═════ Supplied material ═════

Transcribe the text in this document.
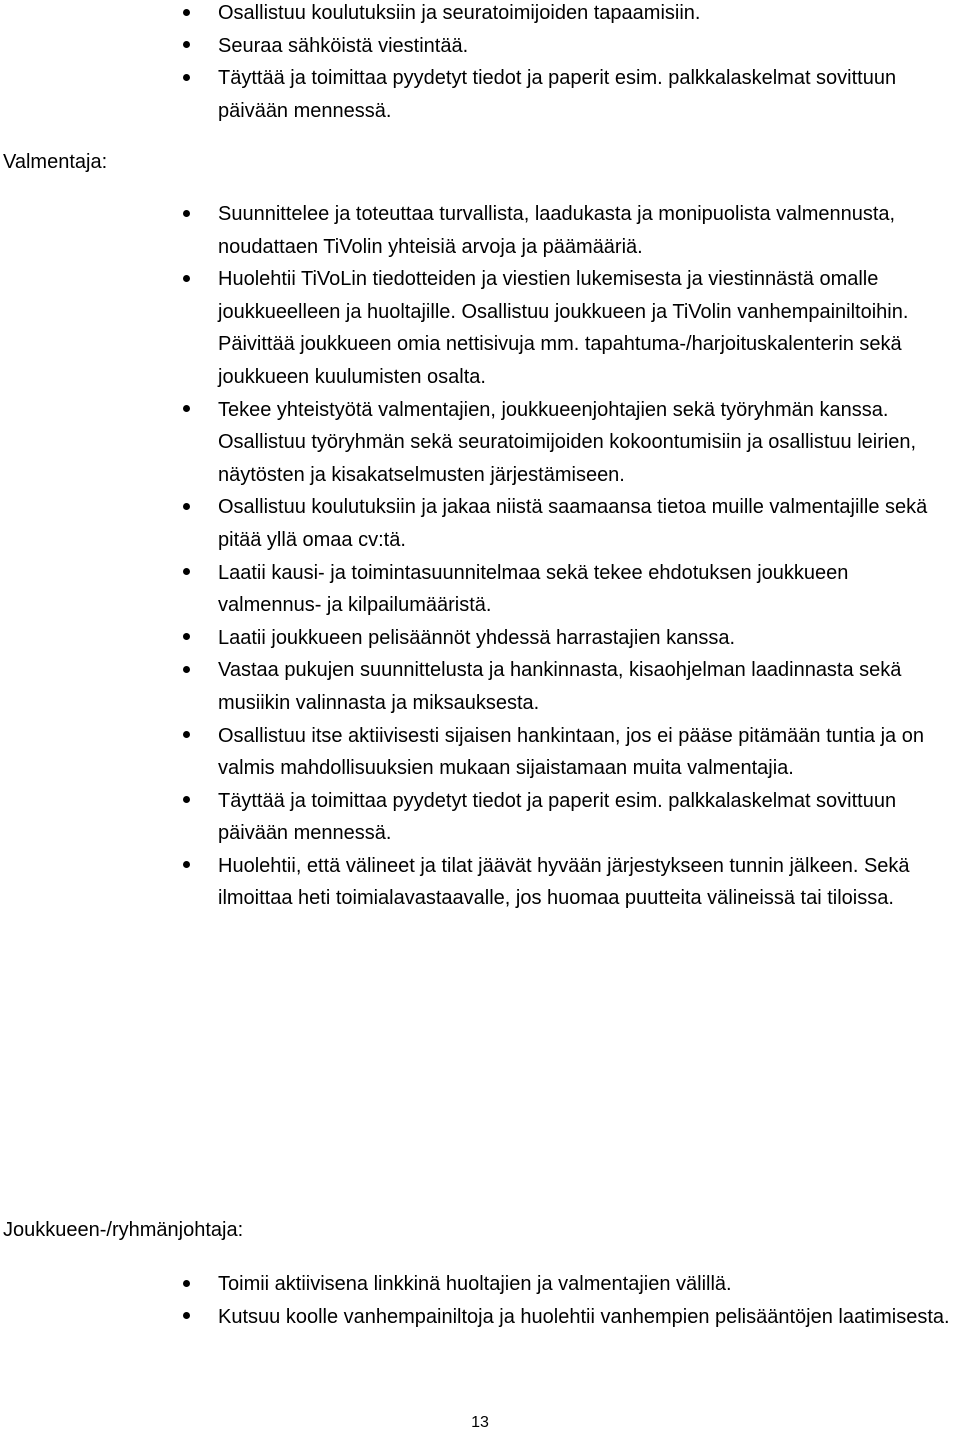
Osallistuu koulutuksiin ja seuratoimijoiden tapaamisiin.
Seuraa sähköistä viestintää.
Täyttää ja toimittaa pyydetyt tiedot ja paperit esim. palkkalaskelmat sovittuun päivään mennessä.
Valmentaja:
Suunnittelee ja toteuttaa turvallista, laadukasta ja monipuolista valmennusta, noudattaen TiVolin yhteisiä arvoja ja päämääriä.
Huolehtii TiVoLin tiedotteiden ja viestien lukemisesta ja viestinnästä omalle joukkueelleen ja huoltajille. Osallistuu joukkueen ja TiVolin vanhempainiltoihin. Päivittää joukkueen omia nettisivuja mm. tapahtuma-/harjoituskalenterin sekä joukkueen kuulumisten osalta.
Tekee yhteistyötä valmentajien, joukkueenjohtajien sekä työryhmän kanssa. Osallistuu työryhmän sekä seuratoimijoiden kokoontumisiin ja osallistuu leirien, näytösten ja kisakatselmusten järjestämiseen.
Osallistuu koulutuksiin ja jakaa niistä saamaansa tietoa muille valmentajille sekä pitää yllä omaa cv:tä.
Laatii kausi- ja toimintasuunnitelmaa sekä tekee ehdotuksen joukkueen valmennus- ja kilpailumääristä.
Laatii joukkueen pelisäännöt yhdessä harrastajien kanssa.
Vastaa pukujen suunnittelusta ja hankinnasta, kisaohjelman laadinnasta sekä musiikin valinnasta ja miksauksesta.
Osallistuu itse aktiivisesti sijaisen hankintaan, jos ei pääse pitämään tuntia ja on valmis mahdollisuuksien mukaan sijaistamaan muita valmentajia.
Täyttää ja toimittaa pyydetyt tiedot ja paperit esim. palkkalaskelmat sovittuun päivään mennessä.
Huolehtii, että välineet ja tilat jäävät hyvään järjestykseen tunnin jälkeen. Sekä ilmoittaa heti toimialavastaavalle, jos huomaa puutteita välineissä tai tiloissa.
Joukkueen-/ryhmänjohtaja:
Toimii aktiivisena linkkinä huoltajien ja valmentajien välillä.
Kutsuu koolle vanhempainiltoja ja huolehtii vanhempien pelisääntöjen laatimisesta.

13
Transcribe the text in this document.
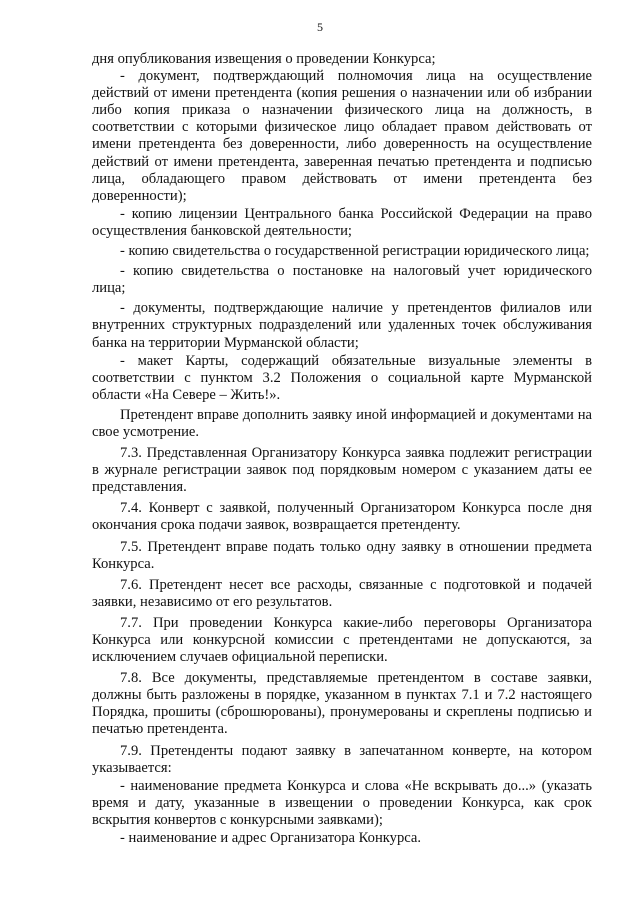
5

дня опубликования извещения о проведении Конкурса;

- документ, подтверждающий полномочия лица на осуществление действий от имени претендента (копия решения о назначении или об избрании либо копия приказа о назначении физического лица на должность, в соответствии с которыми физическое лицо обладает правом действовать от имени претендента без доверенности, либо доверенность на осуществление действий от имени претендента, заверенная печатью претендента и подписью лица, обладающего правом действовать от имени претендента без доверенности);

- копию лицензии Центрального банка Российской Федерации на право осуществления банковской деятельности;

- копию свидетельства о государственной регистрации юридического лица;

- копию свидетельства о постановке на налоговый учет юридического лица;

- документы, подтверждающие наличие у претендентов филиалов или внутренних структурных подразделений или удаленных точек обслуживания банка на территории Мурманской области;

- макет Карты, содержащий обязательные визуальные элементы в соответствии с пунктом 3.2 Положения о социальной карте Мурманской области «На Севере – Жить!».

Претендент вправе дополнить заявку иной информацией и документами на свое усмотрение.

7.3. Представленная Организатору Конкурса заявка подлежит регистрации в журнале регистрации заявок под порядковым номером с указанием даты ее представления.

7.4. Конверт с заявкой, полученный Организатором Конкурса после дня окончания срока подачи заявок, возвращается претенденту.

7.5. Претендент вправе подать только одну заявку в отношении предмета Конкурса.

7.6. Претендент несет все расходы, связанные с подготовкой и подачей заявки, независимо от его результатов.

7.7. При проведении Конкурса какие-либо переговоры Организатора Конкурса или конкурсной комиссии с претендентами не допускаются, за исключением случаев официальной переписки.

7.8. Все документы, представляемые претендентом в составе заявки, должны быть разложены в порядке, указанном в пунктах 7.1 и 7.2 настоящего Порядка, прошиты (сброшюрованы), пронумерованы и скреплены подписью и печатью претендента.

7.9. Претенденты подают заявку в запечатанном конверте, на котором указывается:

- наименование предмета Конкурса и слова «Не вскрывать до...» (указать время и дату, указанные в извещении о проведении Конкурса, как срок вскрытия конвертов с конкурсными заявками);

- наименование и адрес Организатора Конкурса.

═════
═════ Supplied material ═════

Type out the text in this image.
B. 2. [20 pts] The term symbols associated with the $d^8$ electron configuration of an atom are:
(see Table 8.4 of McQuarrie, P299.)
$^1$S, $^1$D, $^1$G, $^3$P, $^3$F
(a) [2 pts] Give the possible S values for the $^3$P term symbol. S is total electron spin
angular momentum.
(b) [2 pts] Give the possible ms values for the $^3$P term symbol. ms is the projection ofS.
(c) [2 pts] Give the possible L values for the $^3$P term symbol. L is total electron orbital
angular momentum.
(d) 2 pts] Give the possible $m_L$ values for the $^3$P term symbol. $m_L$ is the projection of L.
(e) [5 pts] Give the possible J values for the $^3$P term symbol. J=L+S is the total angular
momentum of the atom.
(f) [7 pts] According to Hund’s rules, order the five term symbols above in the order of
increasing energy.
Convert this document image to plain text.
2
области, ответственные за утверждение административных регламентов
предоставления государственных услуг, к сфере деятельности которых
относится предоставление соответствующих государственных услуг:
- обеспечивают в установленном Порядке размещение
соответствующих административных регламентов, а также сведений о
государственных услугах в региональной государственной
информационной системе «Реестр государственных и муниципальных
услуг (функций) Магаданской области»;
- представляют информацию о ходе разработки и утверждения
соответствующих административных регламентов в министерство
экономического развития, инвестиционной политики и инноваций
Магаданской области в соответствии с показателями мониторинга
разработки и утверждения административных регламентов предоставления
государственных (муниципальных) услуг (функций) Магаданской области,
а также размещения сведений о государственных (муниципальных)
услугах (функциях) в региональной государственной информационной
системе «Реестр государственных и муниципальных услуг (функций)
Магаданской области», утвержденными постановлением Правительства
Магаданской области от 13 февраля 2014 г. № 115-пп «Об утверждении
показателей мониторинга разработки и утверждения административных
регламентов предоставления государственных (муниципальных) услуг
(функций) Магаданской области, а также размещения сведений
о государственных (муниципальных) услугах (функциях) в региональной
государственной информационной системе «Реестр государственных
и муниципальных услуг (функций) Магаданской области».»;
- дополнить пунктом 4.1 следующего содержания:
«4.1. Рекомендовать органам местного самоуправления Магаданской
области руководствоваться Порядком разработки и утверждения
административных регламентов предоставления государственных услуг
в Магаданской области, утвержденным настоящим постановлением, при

═════

Look through the data and gather every line with the string "image" in it.

Type out the text in this image.
Convert this document image to plain text.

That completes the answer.